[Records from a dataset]
◇ ◇ ◇ ◇ ◇

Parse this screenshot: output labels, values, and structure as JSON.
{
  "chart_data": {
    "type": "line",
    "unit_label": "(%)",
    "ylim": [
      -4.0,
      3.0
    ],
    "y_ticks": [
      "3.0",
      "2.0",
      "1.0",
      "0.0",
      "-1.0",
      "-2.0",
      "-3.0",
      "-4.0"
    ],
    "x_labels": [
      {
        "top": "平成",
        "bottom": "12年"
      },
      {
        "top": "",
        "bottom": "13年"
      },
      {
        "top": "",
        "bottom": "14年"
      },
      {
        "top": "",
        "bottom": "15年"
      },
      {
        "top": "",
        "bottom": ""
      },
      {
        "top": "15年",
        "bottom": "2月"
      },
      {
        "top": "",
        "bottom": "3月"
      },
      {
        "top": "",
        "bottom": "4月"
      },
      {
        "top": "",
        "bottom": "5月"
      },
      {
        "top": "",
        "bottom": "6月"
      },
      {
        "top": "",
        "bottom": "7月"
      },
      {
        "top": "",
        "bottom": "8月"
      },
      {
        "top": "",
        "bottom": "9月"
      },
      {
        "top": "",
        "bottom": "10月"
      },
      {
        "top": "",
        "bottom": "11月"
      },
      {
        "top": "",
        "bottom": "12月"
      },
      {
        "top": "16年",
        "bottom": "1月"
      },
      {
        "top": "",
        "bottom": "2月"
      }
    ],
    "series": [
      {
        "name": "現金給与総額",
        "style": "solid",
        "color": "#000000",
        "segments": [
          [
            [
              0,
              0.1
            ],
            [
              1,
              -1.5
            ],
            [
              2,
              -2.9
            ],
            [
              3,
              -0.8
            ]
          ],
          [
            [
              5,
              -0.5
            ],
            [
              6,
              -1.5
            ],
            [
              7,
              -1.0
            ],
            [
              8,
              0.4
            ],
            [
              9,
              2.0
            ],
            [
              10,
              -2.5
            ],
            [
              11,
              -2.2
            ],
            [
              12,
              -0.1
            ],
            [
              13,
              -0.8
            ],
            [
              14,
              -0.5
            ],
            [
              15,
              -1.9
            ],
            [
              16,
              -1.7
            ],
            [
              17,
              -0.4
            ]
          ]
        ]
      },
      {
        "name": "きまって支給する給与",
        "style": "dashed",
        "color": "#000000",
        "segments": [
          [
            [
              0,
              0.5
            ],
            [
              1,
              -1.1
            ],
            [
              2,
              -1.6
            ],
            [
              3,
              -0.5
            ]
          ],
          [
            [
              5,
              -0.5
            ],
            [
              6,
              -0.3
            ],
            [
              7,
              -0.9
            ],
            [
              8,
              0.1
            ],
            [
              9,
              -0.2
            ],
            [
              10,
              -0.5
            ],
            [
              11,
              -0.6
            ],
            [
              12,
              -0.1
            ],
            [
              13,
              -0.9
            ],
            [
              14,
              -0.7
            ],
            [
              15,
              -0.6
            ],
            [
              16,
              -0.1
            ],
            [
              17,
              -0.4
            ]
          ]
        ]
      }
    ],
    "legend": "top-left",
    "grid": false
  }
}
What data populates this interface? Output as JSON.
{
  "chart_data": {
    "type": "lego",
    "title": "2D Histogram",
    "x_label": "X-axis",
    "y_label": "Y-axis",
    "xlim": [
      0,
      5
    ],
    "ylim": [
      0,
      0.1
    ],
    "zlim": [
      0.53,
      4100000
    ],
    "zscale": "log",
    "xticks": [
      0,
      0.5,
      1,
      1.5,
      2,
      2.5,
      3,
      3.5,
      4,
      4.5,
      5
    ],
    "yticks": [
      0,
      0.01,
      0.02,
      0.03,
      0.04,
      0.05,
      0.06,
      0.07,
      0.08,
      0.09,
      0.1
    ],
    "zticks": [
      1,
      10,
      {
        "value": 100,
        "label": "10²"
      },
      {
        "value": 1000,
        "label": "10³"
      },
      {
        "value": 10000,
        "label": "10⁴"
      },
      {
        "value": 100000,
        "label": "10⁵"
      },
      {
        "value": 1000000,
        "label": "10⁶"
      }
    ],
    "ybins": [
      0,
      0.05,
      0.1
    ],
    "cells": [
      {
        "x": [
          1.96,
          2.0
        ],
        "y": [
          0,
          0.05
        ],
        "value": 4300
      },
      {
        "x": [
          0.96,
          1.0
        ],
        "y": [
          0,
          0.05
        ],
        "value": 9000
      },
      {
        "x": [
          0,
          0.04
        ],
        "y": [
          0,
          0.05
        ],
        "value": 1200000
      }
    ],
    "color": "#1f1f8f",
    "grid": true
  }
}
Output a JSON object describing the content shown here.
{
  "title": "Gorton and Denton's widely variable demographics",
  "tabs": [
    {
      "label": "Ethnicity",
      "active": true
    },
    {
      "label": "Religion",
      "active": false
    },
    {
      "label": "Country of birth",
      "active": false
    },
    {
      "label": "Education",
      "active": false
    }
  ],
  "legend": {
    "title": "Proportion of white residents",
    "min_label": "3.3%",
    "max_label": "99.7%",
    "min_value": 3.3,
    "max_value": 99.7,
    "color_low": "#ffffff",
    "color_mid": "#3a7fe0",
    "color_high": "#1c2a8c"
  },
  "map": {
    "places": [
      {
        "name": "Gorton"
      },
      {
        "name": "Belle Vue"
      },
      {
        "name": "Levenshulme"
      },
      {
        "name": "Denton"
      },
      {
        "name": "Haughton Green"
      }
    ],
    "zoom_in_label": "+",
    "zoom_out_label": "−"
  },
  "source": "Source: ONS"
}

◇ ◇ ◇ ◇ ◇

[SET EXERCISE]
Repeat every record, keeping each word and mark exactly as it is.

[FULL SOLUTION]
Parse this screenshot: output labels, values, and structure as JSON.
{
  "chart_data": {
    "type": "line",
    "unit_label": "(%)",
    "ylim": [
      -4.0,
      3.0
    ],
    "y_ticks": [
      "3.0",
      "2.0",
      "1.0",
      "0.0",
      "-1.0",
      "-2.0",
      "-3.0",
      "-4.0"
    ],
    "x_labels": [
      {
        "top": "平成",
        "bottom": "12年"
      },
      {
        "top": "",
        "bottom": "13年"
      },
      {
        "top": "",
        "bottom": "14年"
      },
      {
        "top": "",
        "bottom": "15年"
      },
      {
        "top": "",
        "bottom": ""
      },
      {
        "top": "15年",
        "bottom": "2月"
      },
      {
        "top": "",
        "bottom": "3月"
      },
      {
        "top": "",
        "bottom": "4月"
      },
      {
        "top": "",
        "bottom": "5月"
      },
      {
        "top": "",
        "bottom": "6月"
      },
      {
        "top": "",
        "bottom": "7月"
      },
      {
        "top": "",
        "bottom": "8月"
      },
      {
        "top": "",
        "bottom": "9月"
      },
      {
        "top": "",
        "bottom": "10月"
      },
      {
        "top": "",
        "bottom": "11月"
      },
      {
        "top": "",
        "bottom": "12月"
      },
      {
        "top": "16年",
        "bottom": "1月"
      },
      {
        "top": "",
        "bottom": "2月"
      }
    ],
    "series": [
      {
        "name": "現金給与総額",
        "style": "solid",
        "color": "#000000",
        "segments": [
          [
            [
              0,
              0.1
            ],
            [
              1,
              -1.5
            ],
            [
              2,
              -2.9
            ],
            [
              3,
              -0.8
            ]
          ],
          [
            [
              5,
              -0.5
            ],
            [
              6,
              -1.5
            ],
            [
              7,
              -1.0
            ],
            [
              8,
              0.4
            ],
            [
              9,
              2.0
            ],
            [
              10,
              -2.5
            ],
            [
              11,
              -2.2
            ],
            [
              12,
              -0.1
            ],
            [
              13,
              -0.8
            ],
            [
              14,
              -0.5
            ],
            [
              15,
              -1.9
            ],
            [
              16,
              -1.7
            ],
            [
              17,
              -0.4
            ]
          ]
        ]
      },
      {
        "name": "きまって支給する給与",
        "style": "dashed",
        "color": "#000000",
        "segments": [
          [
            [
              0,
              0.5
            ],
            [
              1,
              -1.1
            ],
            [
              2,
              -1.6
            ],
            [
              3,
              -0.5
            ]
          ],
          [
            [
              5,
              -0.5
            ],
            [
              6,
              -0.3
            ],
            [
              7,
              -0.9
            ],
            [
              8,
              0.1
            ],
            [
              9,
              -0.2
            ],
            [
              10,
              -0.5
            ],
            [
              11,
              -0.6
            ],
            [
              12,
              -0.1
            ],
            [
              13,
              -0.9
            ],
            [
              14,
              -0.7
            ],
            [
              15,
              -0.6
            ],
            [
              16,
              -0.1
            ],
            [
              17,
              -0.4
            ]
          ]
        ]
      }
    ],
    "legend": "top-left",
    "grid": false
  }
}
What data populates this interface? Output as JSON.
{
  "chart_data": {
    "type": "lego",
    "title": "2D Histogram",
    "x_label": "X-axis",
    "y_label": "Y-axis",
    "xlim": [
      0,
      5
    ],
    "ylim": [
      0,
      0.1
    ],
    "zlim": [
      0.53,
      4100000
    ],
    "zscale": "log",
    "xticks": [
      0,
      0.5,
      1,
      1.5,
      2,
      2.5,
      3,
      3.5,
      4,
      4.5,
      5
    ],
    "yticks": [
      0,
      0.01,
      0.02,
      0.03,
      0.04,
      0.05,
      0.06,
      0.07,
      0.08,
      0.09,
      0.1
    ],
    "zticks": [
      1,
      10,
      {
        "value": 100,
        "label": "10²"
      },
      {
        "value": 1000,
        "label": "10³"
      },
      {
        "value": 10000,
        "label": "10⁴"
      },
      {
        "value": 100000,
        "label": "10⁵"
      },
      {
        "value": 1000000,
        "label": "10⁶"
      }
    ],
    "ybins": [
      0,
      0.05,
      0.1
    ],
    "cells": [
      {
        "x": [
          1.96,
          2.0
        ],
        "y": [
          0,
          0.05
        ],
        "value": 4300
      },
      {
        "x": [
          0.96,
          1.0
        ],
        "y": [
          0,
          0.05
        ],
        "value": 9000
      },
      {
        "x": [
          0,
          0.04
        ],
        "y": [
          0,
          0.05
        ],
        "value": 1200000
      }
    ],
    "color": "#1f1f8f",
    "grid": true
  }
}
Output a JSON object describing the content shown here.
{
  "title": "Gorton and Denton's widely variable demographics",
  "tabs": [
    {
      "label": "Ethnicity",
      "active": true
    },
    {
      "label": "Religion",
      "active": false
    },
    {
      "label": "Country of birth",
      "active": false
    },
    {
      "label": "Education",
      "active": false
    }
  ],
  "legend": {
    "title": "Proportion of white residents",
    "min_label": "3.3%",
    "max_label": "99.7%",
    "min_value": 3.3,
    "max_value": 99.7,
    "color_low": "#ffffff",
    "color_mid": "#3a7fe0",
    "color_high": "#1c2a8c"
  },
  "map": {
    "places": [
      {
        "name": "Gorton"
      },
      {
        "name": "Belle Vue"
      },
      {
        "name": "Levenshulme"
      },
      {
        "name": "Denton"
      },
      {
        "name": "Haughton Green"
      }
    ],
    "zoom_in_label": "+",
    "zoom_out_label": "−"
  },
  "source": "Source: ONS"
}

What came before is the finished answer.